• Work required: Lines containing "Rupture" are to be counted. Give the number and nothing more.

+++ Data for this task

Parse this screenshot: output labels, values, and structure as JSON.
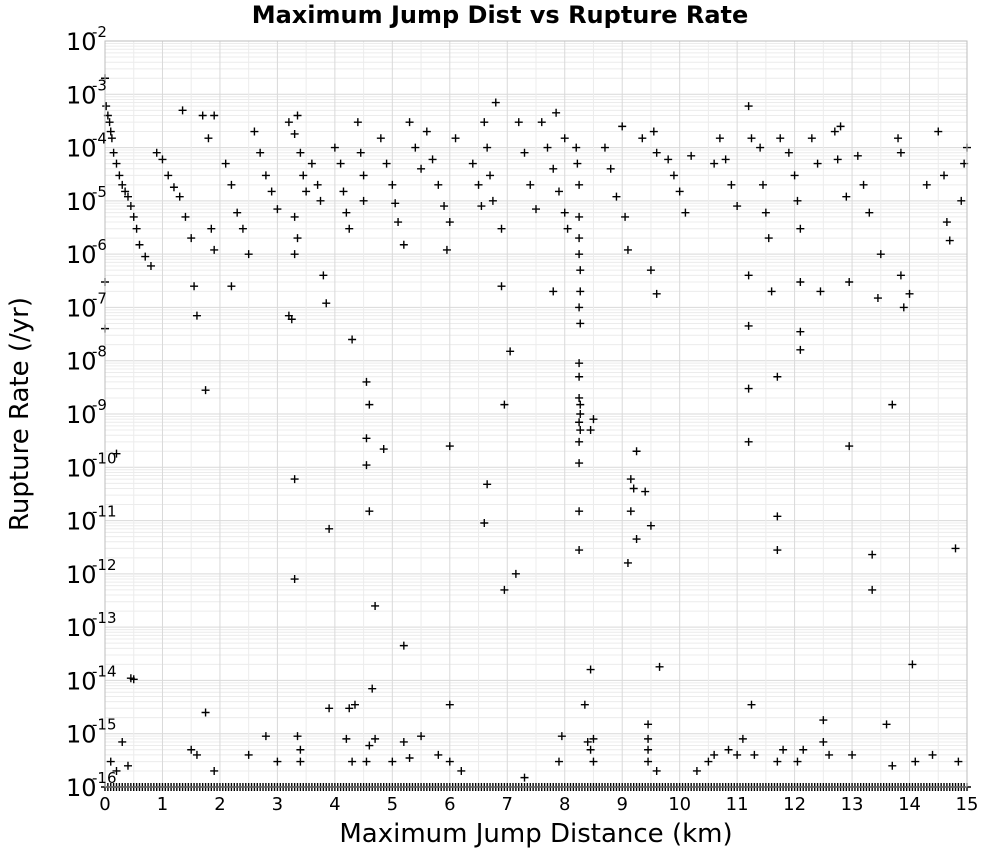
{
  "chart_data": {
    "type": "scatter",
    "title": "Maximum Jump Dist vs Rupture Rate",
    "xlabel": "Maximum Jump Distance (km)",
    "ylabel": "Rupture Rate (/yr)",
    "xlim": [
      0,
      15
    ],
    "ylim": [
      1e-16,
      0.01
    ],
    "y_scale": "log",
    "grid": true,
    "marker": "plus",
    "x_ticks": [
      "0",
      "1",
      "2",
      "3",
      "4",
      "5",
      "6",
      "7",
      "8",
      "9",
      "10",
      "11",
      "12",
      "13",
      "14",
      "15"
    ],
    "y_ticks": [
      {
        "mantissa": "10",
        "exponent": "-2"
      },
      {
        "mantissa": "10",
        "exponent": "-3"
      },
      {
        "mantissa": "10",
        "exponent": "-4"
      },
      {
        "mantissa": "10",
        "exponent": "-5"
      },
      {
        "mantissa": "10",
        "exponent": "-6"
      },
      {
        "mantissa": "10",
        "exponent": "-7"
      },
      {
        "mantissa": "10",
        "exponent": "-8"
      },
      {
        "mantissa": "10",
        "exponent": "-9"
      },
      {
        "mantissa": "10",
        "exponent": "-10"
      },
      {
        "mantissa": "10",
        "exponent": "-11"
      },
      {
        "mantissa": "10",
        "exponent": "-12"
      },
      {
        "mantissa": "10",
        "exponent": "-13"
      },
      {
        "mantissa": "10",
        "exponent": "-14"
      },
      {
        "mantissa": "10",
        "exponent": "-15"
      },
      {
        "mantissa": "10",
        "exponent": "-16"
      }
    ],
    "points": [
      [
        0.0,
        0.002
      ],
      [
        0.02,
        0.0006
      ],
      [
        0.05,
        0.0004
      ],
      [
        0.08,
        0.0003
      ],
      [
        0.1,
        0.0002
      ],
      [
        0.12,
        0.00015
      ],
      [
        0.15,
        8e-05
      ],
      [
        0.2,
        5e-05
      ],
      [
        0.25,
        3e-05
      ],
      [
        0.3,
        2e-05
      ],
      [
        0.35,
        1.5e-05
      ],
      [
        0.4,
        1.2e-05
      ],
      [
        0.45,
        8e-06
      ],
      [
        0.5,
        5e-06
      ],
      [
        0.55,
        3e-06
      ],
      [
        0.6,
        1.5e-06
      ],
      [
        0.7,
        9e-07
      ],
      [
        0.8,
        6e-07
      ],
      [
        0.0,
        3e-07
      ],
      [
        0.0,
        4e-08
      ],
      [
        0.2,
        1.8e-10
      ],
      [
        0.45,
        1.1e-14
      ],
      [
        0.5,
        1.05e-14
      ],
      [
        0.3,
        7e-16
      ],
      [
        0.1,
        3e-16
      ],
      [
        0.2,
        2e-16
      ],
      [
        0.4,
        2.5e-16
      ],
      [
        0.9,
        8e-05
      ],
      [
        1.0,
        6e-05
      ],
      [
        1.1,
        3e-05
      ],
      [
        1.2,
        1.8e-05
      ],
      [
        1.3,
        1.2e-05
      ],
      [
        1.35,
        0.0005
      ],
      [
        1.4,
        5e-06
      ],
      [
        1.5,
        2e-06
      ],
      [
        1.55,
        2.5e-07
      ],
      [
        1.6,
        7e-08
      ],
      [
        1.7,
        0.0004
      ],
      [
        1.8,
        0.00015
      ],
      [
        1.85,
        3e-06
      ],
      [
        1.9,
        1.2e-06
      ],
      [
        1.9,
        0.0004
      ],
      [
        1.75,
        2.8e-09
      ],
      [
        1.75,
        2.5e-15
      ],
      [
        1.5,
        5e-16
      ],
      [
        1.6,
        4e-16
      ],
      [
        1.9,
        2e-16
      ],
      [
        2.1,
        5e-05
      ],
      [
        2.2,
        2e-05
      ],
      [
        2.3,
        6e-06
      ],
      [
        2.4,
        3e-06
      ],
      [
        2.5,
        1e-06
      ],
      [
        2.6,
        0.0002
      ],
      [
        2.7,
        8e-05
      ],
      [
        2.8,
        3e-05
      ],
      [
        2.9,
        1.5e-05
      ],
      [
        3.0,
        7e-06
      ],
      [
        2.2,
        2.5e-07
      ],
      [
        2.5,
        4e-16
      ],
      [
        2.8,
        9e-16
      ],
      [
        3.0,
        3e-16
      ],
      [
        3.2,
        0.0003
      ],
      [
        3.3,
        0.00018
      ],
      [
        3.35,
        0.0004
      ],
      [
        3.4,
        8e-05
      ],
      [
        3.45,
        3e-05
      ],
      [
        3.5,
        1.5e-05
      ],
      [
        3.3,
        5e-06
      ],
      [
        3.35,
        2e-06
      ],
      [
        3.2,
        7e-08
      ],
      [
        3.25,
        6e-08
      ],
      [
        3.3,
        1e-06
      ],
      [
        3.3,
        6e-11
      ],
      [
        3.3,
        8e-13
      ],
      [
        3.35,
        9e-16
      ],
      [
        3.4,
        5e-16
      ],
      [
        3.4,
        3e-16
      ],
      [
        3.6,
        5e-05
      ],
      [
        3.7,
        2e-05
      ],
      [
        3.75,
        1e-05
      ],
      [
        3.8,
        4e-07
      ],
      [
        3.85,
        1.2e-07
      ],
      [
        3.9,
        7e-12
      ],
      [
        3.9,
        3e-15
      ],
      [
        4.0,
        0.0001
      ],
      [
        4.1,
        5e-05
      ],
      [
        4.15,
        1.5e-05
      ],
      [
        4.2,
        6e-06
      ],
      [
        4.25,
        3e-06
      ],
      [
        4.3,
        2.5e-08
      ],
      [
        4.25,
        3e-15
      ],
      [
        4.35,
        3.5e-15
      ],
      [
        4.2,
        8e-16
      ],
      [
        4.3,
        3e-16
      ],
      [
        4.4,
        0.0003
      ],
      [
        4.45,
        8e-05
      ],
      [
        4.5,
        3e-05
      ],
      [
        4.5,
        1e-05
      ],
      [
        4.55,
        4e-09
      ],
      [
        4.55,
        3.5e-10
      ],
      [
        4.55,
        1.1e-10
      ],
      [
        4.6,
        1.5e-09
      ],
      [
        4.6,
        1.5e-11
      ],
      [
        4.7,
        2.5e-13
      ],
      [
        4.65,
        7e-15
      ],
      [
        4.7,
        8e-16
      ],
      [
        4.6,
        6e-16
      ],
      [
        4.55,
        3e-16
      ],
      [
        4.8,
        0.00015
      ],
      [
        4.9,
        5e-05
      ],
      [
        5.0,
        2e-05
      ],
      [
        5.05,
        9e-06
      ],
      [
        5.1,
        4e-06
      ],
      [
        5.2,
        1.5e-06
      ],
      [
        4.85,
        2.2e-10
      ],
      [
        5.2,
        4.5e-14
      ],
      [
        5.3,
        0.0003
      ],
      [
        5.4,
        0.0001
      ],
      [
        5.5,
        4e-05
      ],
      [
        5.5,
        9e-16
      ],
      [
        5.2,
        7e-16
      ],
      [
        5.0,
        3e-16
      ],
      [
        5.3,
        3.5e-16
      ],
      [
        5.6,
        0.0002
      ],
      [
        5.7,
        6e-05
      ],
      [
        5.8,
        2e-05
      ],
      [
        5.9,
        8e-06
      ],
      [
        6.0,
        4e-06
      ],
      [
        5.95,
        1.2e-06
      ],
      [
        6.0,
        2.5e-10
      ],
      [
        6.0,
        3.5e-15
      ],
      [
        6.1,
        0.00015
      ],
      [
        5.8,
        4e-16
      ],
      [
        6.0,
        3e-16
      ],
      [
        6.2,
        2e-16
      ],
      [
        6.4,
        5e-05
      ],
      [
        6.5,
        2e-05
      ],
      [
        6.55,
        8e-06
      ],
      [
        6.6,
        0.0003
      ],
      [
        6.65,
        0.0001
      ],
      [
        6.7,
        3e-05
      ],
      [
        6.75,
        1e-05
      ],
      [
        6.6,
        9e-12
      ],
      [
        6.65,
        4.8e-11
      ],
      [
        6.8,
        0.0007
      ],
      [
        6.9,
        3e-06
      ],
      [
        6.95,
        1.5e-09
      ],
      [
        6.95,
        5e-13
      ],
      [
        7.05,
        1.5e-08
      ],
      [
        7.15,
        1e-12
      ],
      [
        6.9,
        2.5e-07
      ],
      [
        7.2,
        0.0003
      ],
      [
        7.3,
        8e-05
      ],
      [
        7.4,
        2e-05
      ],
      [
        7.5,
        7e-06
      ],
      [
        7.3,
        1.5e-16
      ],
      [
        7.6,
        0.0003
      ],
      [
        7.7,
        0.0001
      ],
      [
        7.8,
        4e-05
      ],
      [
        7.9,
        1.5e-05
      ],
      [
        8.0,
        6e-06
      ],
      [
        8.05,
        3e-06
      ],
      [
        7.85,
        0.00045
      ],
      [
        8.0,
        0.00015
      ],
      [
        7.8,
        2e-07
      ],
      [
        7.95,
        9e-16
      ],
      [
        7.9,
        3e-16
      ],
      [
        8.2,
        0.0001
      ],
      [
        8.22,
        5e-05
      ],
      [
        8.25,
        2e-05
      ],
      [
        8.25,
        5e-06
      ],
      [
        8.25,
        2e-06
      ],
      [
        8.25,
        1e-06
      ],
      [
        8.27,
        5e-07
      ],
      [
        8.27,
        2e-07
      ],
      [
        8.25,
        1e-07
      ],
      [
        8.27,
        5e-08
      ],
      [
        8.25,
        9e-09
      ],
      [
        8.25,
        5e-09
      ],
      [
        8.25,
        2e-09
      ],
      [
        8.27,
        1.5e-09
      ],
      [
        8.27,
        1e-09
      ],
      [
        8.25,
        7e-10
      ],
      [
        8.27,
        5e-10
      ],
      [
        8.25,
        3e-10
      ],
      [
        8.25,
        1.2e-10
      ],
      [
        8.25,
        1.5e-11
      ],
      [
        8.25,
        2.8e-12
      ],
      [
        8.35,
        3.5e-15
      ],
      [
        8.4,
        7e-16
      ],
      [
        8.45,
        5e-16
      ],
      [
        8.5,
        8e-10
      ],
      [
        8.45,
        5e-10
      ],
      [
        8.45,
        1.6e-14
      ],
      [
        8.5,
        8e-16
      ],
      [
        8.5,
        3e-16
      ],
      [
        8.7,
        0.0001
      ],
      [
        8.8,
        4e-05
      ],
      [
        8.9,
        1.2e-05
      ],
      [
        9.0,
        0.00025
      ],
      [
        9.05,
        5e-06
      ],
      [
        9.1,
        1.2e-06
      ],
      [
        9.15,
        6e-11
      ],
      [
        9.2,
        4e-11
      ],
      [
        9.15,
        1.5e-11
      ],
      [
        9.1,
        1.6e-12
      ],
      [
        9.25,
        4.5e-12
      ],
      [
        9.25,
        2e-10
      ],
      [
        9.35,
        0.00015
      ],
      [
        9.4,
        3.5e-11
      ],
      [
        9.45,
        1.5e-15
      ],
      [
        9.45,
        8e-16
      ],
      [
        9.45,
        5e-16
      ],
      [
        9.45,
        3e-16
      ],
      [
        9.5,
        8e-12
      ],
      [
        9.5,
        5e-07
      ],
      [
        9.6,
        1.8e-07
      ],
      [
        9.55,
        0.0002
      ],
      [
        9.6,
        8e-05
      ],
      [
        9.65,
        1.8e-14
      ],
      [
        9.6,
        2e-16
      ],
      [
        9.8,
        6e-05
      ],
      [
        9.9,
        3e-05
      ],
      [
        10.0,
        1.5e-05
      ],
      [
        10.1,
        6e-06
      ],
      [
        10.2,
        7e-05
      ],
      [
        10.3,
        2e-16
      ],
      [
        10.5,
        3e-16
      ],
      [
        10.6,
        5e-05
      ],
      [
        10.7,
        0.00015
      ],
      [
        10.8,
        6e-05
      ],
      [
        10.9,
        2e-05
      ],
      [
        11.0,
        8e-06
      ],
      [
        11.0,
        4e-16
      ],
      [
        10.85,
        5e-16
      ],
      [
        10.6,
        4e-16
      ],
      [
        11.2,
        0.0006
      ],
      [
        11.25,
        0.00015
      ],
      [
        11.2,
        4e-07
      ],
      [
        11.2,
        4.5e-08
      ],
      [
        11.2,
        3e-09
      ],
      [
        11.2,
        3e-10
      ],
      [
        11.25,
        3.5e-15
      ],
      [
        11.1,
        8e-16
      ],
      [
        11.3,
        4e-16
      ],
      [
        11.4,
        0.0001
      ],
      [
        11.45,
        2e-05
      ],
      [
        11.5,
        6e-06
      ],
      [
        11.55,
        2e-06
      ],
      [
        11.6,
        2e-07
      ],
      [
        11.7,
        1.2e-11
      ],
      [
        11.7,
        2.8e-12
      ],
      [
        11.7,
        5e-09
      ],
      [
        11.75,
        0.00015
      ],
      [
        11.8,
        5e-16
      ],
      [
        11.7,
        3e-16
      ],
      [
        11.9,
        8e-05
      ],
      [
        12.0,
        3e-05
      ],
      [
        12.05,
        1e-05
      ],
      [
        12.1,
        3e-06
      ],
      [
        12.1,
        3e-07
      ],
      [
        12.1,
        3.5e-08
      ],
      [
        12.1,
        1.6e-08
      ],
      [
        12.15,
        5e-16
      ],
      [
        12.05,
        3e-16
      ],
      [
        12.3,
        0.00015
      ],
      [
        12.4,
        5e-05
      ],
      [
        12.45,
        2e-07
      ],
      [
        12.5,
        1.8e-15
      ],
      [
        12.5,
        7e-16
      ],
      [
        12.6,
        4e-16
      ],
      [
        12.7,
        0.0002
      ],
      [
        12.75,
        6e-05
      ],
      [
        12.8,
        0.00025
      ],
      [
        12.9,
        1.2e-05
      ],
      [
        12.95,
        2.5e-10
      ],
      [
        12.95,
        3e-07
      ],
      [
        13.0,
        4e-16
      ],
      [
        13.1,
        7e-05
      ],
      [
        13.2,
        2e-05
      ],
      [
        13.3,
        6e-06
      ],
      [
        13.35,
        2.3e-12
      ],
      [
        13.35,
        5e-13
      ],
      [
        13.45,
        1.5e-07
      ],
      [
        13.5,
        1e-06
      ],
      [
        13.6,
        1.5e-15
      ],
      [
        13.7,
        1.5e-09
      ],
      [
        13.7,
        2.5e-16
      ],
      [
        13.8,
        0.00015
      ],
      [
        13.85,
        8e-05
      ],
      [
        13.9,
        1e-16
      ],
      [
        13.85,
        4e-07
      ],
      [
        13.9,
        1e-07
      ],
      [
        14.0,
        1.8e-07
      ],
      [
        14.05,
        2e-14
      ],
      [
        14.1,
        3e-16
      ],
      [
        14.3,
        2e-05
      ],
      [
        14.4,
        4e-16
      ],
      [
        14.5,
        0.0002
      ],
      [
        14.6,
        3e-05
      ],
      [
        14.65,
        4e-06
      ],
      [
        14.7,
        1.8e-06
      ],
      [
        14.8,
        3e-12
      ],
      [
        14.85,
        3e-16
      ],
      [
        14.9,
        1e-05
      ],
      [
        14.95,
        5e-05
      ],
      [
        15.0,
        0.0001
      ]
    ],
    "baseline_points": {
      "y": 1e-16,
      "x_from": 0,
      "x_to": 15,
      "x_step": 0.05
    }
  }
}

++++++
+++ Data for this task

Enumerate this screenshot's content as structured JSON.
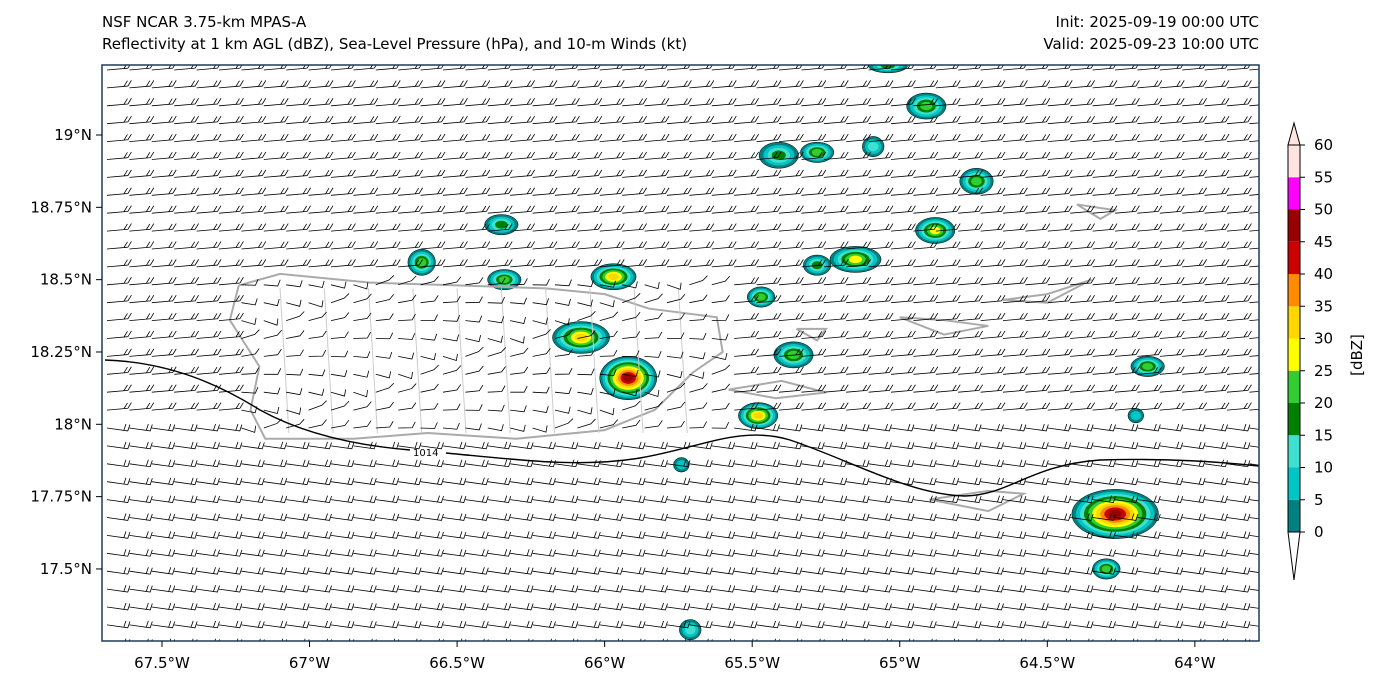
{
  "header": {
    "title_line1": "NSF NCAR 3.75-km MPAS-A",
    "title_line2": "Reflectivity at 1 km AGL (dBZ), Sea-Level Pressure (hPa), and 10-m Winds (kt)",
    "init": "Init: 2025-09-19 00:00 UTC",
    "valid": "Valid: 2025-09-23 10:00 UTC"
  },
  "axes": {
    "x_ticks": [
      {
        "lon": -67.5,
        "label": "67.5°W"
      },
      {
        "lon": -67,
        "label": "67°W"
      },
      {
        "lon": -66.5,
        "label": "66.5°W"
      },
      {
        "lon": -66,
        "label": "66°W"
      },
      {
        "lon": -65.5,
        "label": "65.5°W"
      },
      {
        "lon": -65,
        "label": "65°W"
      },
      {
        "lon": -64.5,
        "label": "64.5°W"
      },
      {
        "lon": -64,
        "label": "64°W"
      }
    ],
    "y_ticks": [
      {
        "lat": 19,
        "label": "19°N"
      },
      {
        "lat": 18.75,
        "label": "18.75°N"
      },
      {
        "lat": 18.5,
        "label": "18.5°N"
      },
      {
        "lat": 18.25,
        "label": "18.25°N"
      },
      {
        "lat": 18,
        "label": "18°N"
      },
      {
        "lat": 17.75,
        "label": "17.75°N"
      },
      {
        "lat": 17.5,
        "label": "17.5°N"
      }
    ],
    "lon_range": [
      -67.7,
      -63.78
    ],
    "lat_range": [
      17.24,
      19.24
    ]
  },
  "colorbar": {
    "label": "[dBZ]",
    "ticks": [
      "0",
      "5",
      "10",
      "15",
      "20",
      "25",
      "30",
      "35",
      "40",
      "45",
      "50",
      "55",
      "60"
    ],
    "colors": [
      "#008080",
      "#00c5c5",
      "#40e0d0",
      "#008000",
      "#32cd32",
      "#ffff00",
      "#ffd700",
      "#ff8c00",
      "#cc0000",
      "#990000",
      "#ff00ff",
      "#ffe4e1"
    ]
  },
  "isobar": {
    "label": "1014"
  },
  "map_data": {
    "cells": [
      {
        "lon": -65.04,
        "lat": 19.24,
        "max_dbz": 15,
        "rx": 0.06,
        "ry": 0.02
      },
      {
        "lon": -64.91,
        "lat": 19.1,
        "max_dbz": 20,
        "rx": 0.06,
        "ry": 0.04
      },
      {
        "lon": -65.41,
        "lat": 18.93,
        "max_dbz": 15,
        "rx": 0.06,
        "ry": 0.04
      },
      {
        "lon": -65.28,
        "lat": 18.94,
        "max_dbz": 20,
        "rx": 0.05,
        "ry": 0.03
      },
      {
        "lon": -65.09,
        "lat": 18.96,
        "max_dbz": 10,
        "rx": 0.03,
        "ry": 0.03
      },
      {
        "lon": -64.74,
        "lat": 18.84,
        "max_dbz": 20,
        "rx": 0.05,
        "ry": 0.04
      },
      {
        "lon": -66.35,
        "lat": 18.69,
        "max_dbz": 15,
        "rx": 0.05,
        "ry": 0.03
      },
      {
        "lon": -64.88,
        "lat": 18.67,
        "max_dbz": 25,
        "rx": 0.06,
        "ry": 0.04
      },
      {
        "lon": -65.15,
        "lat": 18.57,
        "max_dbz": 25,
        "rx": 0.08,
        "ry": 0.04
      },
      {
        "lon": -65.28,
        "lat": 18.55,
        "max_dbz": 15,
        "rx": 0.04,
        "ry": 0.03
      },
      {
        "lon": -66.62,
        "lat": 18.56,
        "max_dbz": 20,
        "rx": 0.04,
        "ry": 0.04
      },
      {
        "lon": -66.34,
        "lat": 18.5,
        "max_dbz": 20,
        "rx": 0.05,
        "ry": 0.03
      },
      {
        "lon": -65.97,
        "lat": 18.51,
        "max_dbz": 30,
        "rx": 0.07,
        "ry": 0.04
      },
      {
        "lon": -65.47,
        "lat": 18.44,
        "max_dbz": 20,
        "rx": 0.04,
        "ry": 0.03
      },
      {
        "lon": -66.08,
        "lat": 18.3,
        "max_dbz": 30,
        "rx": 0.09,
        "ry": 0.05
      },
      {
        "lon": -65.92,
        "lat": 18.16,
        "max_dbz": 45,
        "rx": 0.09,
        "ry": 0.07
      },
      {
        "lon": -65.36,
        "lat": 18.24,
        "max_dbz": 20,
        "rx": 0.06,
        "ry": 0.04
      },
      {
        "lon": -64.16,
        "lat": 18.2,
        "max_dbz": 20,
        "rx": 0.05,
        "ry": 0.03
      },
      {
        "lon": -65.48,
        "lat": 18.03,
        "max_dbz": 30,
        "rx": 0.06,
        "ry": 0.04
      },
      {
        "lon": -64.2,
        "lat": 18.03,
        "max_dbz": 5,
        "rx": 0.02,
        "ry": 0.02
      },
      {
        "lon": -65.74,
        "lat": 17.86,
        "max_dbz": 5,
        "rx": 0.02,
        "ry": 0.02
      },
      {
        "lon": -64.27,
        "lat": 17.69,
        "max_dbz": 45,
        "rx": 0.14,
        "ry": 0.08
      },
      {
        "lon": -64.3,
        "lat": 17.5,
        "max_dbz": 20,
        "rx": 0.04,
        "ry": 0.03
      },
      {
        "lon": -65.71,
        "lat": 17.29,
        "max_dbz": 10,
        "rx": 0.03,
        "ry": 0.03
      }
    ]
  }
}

++++++

• Final result: 2